-- BEGIN Text excerpt --
All of lore.kernel.org
 help / color / mirror / Atom feed
From: Alexey Kardashevskiy <aik@ozlabs.ru>
To: Or Gerlitz <gerlitz.or@gmail.com>
Cc: Eran Ben Elisha <eranbe@mellanox.com>,
	"David S. Miller" <davem@davemloft.net>,
	Jack Morgenstein <jackm@dev.mellanox.co.il>,
	Matan Barak <matanb@mellanox.com>,
	Or Gerlitz <ogerlitz@mellanox.com>,
	Yishai Hadas <yishaih@mellanox.com>,
	Linux Netdev List <netdev@vger.kernel.org>,
	Richard Yang <weiyang@linux.vnet.ibm.com>,
	Gavin Shan <gwshan@linux.vnet.ibm.com>,
	Michael Ellerman <mpe@ellerman.id.au>
Subject: Re: [RFC PATCH kernel] Revert "net/mlx4_core: Add port attribute when tracking counters"
Date: Mon, 31 Aug 2015 12:39:50 +1000	[thread overview]
Message-ID: <55E3BE76.60801@ozlabs.ru> (raw)
In-Reply-To: <CAJ3xEMjbTFSKxURSuqFsjQNS6gJfdvgwo4NfYPrv2PrkgCt5YQ@mail.gmail.com>

On 08/30/2015 04:28 PM, Or Gerlitz wrote:
> On Fri, Aug 28, 2015 at 7:06 AM, Alexey Kardashevskiy <aik@ozlabs.ru> wrote:
>> 68230242cdb breaks SRIOV on POWER8 system. I am not really suggesting
>> reverting the patch, rather asking for a fix.
>
> thanks for the detailed report, we will look into that.
>
> Just to be sure, when going back in time, what is the latest upstream
> version where
> this system/config works okay? is that 4.1 or later?

4.1 is good, 4.2 is not.


>
>>
>> To reproduce it:
>>
>> 1. boot latest upstream kernel (v4.2-rc8 sha1 4941b8f, ppc64le)
-- END Text excerpt --
-- BEGIN Excerpted records --
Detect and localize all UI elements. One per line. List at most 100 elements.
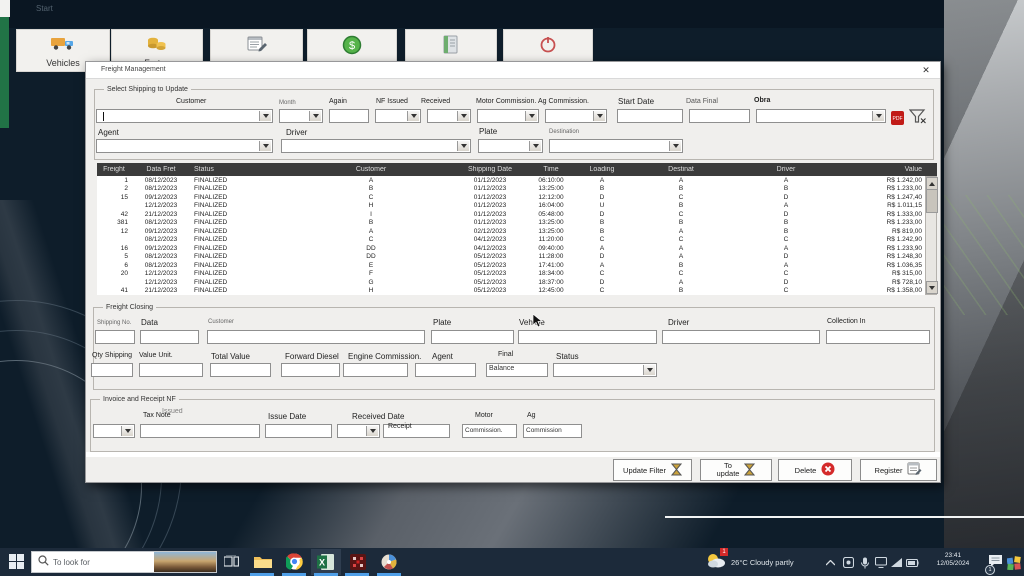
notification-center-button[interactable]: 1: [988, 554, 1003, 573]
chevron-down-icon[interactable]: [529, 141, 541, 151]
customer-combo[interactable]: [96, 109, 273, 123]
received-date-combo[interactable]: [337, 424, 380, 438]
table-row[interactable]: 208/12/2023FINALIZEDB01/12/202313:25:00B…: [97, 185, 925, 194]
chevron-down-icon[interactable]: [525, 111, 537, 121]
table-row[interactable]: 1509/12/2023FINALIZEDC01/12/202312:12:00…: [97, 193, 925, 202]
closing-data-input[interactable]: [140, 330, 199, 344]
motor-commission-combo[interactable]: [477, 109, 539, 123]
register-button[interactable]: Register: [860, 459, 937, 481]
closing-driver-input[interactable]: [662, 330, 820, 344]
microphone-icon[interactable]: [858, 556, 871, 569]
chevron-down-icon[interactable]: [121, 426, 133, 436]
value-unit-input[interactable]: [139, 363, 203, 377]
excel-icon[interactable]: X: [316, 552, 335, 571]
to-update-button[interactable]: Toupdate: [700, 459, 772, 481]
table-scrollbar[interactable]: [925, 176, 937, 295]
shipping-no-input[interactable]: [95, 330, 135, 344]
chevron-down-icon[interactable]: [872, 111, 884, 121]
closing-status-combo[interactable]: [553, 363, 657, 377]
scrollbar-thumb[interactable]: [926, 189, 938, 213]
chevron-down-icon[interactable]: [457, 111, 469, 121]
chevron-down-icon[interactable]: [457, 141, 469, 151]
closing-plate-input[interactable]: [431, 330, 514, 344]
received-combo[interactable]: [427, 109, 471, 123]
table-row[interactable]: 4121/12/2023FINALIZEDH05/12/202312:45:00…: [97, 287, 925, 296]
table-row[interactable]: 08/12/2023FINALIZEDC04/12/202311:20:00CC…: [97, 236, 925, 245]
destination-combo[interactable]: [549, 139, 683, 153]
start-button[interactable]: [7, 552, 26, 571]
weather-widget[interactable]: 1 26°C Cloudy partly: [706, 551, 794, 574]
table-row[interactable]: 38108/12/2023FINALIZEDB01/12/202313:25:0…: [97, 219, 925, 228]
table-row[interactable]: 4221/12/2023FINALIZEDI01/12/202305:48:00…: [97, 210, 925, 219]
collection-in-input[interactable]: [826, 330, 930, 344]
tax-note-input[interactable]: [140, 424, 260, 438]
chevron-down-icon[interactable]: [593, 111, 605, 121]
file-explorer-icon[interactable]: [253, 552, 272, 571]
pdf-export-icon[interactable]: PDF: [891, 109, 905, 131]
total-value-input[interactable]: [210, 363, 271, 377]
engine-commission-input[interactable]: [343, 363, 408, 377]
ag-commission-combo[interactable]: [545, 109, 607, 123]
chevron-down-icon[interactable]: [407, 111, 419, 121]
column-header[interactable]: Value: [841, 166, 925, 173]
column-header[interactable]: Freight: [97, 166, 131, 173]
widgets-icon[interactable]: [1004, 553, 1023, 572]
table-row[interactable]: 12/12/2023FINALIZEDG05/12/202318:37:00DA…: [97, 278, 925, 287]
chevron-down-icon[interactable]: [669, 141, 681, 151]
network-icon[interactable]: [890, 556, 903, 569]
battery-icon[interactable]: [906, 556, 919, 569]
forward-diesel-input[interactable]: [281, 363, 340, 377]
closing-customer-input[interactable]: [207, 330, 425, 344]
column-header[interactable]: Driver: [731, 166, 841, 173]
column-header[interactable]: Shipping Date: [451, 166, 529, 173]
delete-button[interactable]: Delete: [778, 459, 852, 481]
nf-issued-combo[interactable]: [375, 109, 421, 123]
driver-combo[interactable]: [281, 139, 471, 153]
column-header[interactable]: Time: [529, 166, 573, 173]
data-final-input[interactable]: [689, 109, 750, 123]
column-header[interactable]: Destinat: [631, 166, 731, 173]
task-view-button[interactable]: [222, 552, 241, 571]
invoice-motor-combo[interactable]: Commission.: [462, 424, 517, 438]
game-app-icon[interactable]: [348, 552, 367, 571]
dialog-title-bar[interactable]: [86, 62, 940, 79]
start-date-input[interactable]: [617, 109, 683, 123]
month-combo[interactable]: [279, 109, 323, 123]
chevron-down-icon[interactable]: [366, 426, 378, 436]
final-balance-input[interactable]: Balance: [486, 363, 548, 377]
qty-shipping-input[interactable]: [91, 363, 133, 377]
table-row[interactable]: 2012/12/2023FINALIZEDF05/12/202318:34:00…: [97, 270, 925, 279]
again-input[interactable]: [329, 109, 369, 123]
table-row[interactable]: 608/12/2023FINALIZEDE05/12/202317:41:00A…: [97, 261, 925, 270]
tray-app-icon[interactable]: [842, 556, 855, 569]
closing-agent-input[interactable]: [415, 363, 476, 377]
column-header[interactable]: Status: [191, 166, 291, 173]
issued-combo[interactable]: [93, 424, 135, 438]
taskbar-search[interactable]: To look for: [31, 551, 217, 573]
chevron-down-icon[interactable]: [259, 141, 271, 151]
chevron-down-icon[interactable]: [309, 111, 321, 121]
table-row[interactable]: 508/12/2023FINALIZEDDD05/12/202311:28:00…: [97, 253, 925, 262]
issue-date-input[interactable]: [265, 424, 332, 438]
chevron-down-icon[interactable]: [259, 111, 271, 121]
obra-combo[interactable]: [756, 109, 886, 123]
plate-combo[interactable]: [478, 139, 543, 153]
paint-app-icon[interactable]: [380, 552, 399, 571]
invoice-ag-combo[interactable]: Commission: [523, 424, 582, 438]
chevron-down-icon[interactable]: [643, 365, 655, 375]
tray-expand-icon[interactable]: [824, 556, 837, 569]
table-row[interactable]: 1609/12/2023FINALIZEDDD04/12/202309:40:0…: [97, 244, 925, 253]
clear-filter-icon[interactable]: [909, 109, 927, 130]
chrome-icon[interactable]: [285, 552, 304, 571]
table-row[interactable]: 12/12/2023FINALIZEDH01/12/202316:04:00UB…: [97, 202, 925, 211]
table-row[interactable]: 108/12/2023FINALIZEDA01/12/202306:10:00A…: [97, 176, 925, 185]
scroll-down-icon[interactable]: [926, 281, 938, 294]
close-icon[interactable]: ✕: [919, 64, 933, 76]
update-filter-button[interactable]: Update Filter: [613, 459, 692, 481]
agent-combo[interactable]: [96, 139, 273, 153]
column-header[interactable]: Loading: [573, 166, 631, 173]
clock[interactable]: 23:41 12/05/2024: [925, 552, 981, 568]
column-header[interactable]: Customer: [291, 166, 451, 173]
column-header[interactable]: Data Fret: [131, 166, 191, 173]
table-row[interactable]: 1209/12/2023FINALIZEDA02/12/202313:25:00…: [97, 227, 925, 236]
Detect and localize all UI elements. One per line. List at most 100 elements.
-- END Excerpted records --
-- BEGIN Excerpted records --
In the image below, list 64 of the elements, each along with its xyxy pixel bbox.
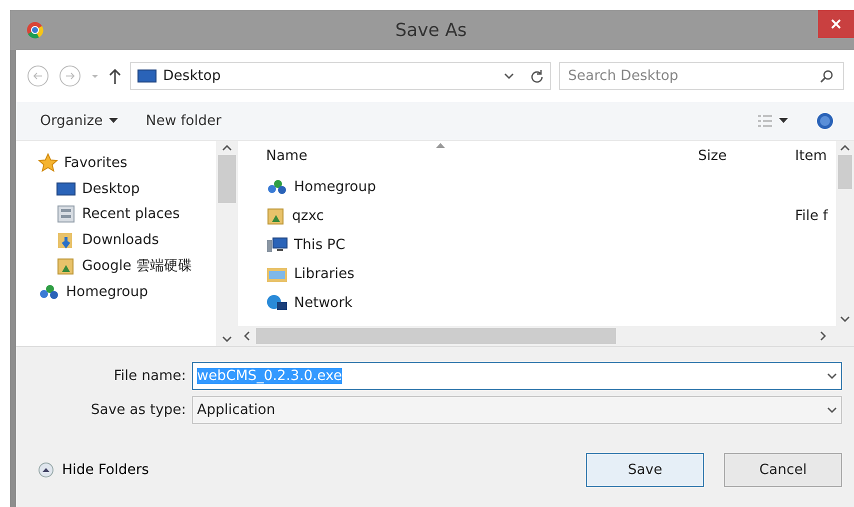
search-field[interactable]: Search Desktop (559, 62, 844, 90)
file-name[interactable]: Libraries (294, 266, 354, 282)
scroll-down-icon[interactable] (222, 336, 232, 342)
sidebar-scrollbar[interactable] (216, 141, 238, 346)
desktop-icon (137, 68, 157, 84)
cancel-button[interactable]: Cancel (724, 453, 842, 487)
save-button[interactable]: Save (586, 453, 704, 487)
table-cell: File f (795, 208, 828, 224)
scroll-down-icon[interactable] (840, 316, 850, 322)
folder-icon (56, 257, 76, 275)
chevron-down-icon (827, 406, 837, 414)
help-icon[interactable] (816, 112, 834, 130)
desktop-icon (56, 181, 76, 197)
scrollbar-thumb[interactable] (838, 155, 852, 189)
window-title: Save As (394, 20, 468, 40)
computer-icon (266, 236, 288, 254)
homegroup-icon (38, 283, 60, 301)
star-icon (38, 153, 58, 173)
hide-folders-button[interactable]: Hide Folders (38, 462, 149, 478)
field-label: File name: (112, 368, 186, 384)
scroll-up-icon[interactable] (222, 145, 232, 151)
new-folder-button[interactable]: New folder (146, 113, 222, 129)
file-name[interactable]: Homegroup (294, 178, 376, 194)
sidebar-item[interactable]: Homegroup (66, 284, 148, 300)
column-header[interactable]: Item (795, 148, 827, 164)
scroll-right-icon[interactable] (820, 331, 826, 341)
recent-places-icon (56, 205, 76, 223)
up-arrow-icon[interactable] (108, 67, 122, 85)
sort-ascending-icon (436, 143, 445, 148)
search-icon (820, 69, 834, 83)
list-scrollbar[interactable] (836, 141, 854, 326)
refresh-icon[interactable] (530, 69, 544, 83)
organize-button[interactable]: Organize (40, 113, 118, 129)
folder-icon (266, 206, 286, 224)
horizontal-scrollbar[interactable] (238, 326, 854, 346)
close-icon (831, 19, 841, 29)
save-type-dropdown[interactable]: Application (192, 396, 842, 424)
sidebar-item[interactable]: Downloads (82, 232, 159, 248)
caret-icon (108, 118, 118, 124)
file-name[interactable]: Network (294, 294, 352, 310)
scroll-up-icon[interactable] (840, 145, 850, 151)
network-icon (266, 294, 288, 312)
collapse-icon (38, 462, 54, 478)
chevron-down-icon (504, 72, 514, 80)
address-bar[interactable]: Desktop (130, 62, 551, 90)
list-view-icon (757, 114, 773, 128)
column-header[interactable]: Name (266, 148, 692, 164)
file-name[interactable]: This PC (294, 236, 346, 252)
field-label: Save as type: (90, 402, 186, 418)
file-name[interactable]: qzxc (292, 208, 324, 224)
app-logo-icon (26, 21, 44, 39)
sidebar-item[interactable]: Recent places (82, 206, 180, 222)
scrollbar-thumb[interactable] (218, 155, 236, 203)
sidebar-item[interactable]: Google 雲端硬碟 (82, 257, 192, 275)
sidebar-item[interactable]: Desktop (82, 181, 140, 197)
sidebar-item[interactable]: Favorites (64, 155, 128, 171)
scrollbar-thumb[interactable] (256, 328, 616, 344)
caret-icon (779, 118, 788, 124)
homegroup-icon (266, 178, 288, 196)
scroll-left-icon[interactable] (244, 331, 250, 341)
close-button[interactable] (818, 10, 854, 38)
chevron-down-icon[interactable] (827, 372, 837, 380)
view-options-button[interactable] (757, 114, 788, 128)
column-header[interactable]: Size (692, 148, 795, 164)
-- END Excerpted records --
* _What to do_:
• 1. From the mailing list message, quote the stretch from "Date: Mon, 31" through "look into that.".
• 2. According to the mailing list message, which commit breaks SRIOV on the POWER8 system?
• 3. List every email address in the header of the mailing list message that ends in "@mellanox.com".
The data shown above has no connection to the mailing list message.

* _Answers to the exercise_:
• 1.
Date: Mon, 31 Aug 2015 12:39:50 +1000	[thread overview]
Message-ID: <55E3BE76.60801@ozlabs.ru> (raw)
In-Reply-To: <CAJ3xEMjbTFSKxURSuqFsjQNS6gJfdvgwo4NfYPrv2PrkgCt5YQ@mail.gmail.com>

On 08/30/2015 04:28 PM, Or Gerlitz wrote:
> On Fri, Aug 28, 2015 at 7:06 AM, Alexey Kardashevskiy <aik@ozlabs.ru> wrote:
>> 68230242cdb breaks SRIOV on POWER8 system. I am not really suggesting
>> reverting the patch, rather asking for a fix.
>
> thanks for the detailed report, we will look into that.

• 2. 68230242cdb

• 3.
eranbe@mellanox.com
matanb@mellanox.com
ogerlitz@mellanox.com
yishaih@mellanox.com